Tasks and exercises ->
**a)** From the news article on New Mexico school enrollment, list the kinds of transfer that students who disenrolled may have told their schools about.
**b)** Copy the New Mexico school enrollment article word for word, everything from "On Tuesday, the" down to "measures on Monday.".

Page text ->

****************************************

Amid virus outbreak, New Mexico addresses school enrollment
SANTA FE, N.M. (AP) — As New Mexico experiences a rise in deaths and infections related to the coronavirus, education and child welfare officials are working to locate 12,000 students who have stopped attending public school and haven't notified the state about their next move.
A total of 21,000 students have disenrolled since the spring, including those who have notified schools of a transfer to homeschooling, a private school, or to another school out of state. New Mexico's student enrollment has declined for years because of an aging, flat population, but the apparent exodus recorded this fall is much higher than before.
The 12,000 students who are unaccounted for reflect a 4.2% decline in enrollment for the 40-day “money count” that determines public school funding, according to the Public Education Department, which released preliminary data on Monday weeks ahead of schedule.
“Typically, attendance numbers are released only after weeks of careful vetting, but because of growing concerns about high absence rates, the department opted to release them now as preliminary, unconfirmed figures,” the department said in a statement Thursday.
The numbers are usually released in December, but media and state legislators have been pushing for an earlier release to assess the potential impact of the pandemic on future education funding. With the vast majority of schools in New Mexico stuck in online-only learning, many parents have given up on public school.
State lawmakers are considering legislation to keep funding stable despite drops in enrollment during the pandemic.
On Tuesday, the state reported a record 2,112 known new cases of the virus, bringing the total case count to over 67,000. Officials also reported a record-high 28 deaths in a single day. The death toll now stands at 1,264.
Gov. Michelle Lujan Grisham took to Twitter Tuesday to tell residents to “shelter in place.”
The state implemented additional lockdown measures on Monday.

****************************************

Material provided ->
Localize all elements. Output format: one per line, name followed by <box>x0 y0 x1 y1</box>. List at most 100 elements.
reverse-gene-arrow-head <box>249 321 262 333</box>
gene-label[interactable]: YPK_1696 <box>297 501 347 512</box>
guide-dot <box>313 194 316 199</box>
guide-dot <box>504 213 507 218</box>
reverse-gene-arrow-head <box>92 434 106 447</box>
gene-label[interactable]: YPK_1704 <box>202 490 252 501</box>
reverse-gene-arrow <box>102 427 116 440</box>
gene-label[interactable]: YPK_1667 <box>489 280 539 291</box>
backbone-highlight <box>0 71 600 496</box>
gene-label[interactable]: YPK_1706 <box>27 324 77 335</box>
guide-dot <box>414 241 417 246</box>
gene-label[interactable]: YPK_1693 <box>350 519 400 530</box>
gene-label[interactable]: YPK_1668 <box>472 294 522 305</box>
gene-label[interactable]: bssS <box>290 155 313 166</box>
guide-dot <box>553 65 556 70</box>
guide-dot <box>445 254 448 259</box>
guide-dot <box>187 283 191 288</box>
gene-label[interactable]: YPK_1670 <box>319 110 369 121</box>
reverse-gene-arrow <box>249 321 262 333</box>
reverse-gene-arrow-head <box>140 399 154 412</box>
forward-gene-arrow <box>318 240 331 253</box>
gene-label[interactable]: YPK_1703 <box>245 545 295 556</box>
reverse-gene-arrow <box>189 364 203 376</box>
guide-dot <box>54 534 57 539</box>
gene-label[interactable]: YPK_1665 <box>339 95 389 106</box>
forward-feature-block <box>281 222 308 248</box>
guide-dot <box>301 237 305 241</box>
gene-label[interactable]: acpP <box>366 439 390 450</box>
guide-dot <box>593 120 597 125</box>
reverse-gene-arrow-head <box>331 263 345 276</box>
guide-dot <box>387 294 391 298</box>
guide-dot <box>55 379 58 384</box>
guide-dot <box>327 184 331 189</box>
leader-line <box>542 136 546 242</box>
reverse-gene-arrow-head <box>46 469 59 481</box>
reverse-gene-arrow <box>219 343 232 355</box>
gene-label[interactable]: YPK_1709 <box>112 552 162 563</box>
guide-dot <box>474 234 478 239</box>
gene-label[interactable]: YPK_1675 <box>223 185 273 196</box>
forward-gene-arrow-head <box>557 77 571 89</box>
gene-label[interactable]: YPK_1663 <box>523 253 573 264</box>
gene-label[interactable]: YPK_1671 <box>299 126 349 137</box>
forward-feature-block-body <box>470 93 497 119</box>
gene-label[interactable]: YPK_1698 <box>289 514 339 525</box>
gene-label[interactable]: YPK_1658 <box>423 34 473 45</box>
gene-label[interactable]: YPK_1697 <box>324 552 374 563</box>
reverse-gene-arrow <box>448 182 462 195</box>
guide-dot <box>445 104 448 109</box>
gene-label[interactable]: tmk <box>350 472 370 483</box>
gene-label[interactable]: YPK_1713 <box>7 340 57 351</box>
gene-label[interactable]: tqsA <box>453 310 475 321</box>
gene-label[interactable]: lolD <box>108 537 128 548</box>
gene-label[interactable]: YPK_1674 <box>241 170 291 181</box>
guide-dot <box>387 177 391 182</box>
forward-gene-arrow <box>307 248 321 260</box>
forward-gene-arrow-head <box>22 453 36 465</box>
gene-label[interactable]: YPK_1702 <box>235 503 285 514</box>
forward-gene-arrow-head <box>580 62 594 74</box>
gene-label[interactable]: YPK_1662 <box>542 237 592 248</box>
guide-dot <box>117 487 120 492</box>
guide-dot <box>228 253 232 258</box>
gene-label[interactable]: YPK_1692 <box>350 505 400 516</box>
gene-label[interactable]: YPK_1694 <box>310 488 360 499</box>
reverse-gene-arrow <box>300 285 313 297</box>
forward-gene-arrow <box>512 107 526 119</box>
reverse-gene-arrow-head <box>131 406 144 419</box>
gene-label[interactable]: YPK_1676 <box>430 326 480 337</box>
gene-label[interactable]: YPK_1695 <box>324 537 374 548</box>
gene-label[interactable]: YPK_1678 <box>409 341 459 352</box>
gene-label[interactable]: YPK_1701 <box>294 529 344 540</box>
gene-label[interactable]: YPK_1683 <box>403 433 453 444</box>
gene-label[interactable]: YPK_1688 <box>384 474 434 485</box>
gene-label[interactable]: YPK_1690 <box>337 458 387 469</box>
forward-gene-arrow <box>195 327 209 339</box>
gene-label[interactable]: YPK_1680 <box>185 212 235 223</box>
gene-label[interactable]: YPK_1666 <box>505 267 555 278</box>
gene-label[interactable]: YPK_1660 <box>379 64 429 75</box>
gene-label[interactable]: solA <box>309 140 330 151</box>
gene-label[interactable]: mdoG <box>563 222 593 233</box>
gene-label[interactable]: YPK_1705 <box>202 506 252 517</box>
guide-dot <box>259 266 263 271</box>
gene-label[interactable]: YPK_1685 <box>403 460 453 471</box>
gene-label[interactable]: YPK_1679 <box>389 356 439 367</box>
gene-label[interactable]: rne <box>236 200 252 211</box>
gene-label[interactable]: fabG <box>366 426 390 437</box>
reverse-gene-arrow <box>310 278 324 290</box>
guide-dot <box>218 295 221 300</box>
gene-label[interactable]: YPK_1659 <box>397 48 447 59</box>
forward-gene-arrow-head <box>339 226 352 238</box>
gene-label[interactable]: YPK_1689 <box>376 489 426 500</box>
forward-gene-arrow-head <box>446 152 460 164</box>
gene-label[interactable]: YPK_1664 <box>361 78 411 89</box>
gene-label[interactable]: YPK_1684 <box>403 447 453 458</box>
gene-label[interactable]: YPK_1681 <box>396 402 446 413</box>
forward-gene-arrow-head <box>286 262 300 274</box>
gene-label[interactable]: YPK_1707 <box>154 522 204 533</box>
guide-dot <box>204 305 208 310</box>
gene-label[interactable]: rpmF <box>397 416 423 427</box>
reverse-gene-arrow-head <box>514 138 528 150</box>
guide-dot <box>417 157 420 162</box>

****************************************

Completed exercise ->
**a)**
- Homeschooling
- A private school
- Another school out of state

**b)**
On Tuesday, the state reported a record 2,112 known new cases of the virus, bringing the total case count to over 67,000. Officials also reported a record-high 28 deaths in a single day. The death toll now stands at 1,264.
Gov. Michelle Lujan Grisham took to Twitter Tuesday to tell residents to “shelter in place.”
The state implemented additional lockdown measures on Monday.